Yardbirds '68 is a double CD and LP record album by English rock group the Yardbirds.  Recorded in 1968 in New York City when the group was a quartet with guitarist Jimmy Page, it includes live performances and demos.  Page produced the album, which was released in November 2017 on his own record label.

Recording and release
The tracks were recorded during the Yardbirds' last American tour in 1968; the live recordings are from their performance at the Anderson Theater on 30 March and studio recordings are demos from sessions at Columbia Recording Studio in April.  Previously, the ten live tracks appeared on Live Yardbirds: Featuring Jimmy Page.  The album was issued by Epic Records in 1971, but was quickly withdrawn.  Most of the eight demos were included on the limited release Cumular Limit in 2000.

[Element and coordinate records]

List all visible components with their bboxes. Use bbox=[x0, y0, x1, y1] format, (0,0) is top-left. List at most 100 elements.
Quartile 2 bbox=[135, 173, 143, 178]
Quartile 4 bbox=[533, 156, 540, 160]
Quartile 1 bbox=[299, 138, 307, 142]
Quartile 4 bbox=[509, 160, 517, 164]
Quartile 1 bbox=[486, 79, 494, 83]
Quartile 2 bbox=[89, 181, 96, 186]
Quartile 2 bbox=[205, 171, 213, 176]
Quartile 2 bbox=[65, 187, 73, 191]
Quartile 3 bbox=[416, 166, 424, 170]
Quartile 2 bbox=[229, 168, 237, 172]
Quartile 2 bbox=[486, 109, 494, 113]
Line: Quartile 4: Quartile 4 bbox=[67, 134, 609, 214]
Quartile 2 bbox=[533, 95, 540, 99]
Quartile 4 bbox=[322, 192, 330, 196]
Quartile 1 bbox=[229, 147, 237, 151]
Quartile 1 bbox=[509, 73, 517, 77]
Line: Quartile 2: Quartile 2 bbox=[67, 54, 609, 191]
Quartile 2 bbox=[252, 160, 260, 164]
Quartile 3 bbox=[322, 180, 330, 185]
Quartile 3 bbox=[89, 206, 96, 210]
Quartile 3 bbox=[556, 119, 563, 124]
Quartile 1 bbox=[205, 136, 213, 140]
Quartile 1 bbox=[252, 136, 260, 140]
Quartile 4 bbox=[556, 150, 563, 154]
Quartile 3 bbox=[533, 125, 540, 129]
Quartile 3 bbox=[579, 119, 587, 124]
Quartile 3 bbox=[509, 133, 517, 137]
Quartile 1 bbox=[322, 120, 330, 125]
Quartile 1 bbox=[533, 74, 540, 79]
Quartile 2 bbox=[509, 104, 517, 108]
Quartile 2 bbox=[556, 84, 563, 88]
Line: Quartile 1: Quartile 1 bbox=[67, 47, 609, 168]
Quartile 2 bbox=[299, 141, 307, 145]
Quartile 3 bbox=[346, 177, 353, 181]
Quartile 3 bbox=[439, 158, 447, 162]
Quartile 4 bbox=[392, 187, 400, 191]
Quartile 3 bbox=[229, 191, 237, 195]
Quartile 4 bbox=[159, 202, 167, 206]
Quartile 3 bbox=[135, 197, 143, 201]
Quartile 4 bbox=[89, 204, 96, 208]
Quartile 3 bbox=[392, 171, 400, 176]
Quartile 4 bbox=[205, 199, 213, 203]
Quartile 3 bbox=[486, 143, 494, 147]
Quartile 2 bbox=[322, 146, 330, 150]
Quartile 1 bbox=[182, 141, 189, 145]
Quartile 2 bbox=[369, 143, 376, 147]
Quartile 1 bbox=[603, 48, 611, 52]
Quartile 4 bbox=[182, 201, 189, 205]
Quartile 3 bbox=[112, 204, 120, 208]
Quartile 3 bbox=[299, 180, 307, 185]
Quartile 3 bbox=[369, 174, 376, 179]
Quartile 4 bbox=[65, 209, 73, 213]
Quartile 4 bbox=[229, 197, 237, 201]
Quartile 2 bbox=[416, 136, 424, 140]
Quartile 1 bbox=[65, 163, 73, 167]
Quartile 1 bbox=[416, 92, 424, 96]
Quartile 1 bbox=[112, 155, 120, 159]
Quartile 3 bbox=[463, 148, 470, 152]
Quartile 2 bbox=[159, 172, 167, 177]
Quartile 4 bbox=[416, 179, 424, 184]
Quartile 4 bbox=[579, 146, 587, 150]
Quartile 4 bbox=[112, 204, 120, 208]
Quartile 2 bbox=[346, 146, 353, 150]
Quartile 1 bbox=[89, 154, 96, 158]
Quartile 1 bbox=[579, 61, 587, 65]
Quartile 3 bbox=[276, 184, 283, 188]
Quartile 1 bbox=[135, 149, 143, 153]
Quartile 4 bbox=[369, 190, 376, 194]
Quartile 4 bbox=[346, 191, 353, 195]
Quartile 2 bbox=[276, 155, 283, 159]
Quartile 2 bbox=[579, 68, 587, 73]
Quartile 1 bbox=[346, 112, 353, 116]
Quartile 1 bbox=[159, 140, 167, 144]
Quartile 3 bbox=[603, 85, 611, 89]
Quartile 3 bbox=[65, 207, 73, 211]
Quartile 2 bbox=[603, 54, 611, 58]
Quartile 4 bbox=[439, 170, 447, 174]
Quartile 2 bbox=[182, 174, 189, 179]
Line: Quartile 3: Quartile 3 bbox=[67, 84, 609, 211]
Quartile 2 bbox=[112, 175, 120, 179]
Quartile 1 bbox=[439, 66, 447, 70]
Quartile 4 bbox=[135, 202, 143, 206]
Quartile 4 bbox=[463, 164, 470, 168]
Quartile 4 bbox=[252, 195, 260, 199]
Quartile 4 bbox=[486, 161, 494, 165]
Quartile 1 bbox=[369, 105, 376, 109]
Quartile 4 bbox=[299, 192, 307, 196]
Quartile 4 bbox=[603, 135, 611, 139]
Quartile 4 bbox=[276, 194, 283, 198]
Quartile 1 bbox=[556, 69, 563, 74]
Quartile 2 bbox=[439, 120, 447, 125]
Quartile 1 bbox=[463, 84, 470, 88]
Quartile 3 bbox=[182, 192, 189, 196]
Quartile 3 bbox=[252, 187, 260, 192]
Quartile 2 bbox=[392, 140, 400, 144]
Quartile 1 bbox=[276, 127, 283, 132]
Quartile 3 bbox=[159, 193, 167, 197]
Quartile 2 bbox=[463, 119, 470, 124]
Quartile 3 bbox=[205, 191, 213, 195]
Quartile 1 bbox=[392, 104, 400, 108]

WRITTEN EXERCISE A:
Answer these questions about the Yardbirds '68 article:
(i) At which venue were the live tracks recorded, and on what date?
(ii) Which label issued Live Yardbirds: Featuring Jimmy Page in 1971?
(iii) In what month and year was Yardbirds '68 released?
WRITTEN EXERCISE B:
Name every album title that appears in the Yardbirds '68 article.
WRITTEN EXERCISE C:
Carry on the Yardbirds '68 article from where it stops.

TASK RESULT A:
(i) The Anderson Theater, on 30 March.
(ii) Epic Records.
(iii) November 2017.

TASK RESULT B:
Yardbirds '68
Live Yardbirds: Featuring Jimmy Page
Cumular Limit

TASK RESULT C:
The live performance follows a typical Yardbirds' set list for the period and includes several of their best-known songs, including "The Train Kept A-Rollin'", "I'm a Man", "Shapes of Things", and "Over Under Sideways Down".  Ryan Reed of Rolling Stone noted that among the songs are three which carried over to Led Zeppelin: "Dazed and Confused", "White Summer", and "Knowing That I'm Losing You", which was later reworked as "Tangerine".

All three surviving members of the 1968 lineup (Jim McCarty, Chris Dreja and Jimmy Page) participated in preparing the album and issued a joint statement:

Critical reception
In a review for Classic Rock magazine, Ian Fortnam gave the album four out of five stars.  While he has favourable comments on some of the demos, he notes "the main attraction here is the live set" that includes Yardbirds' standards and "Dazed and Confused".  He adds that the audio has a brighter, cleaner sound than the 1971 Epic album; however, the song introductions and banter (provided by singer Keith Relf) have been unfortunately removed.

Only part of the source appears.